— Start of Information provided —

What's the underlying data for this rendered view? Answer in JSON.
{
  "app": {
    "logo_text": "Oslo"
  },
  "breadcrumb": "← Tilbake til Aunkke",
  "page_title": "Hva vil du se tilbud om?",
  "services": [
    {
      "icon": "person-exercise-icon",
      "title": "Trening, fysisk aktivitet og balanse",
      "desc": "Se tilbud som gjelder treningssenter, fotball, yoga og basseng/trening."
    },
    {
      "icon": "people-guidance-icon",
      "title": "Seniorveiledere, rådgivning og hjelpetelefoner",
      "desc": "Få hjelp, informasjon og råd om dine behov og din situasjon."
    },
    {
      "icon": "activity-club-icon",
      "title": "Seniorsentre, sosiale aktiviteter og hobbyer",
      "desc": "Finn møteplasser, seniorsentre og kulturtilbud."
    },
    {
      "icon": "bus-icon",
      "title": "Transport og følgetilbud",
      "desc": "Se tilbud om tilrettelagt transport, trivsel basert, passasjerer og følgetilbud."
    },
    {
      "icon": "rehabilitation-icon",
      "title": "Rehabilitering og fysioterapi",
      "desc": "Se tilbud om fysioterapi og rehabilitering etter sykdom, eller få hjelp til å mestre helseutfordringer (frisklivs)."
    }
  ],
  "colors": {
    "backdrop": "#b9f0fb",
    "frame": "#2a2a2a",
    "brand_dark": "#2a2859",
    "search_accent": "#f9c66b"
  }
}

— End of Information provided —

Exercise directions:
Filter the records above and return every line that holds the word "desc".

Answer for this exercise:
      "desc": "Se tilbud som gjelder treningssenter, fotball, yoga og basseng/trening."
      "desc": "Få hjelp, informasjon og råd om dine behov og din situasjon."
      "desc": "Finn møteplasser, seniorsentre og kulturtilbud."
      "desc": "Se tilbud om tilrettelagt transport, trivsel basert, passasjerer og følgetilbud."
      "desc": "Se tilbud om fysioterapi og rehabilitering etter sykdom, eller få hjelp til å mestre helseutfordringer (frisklivs)."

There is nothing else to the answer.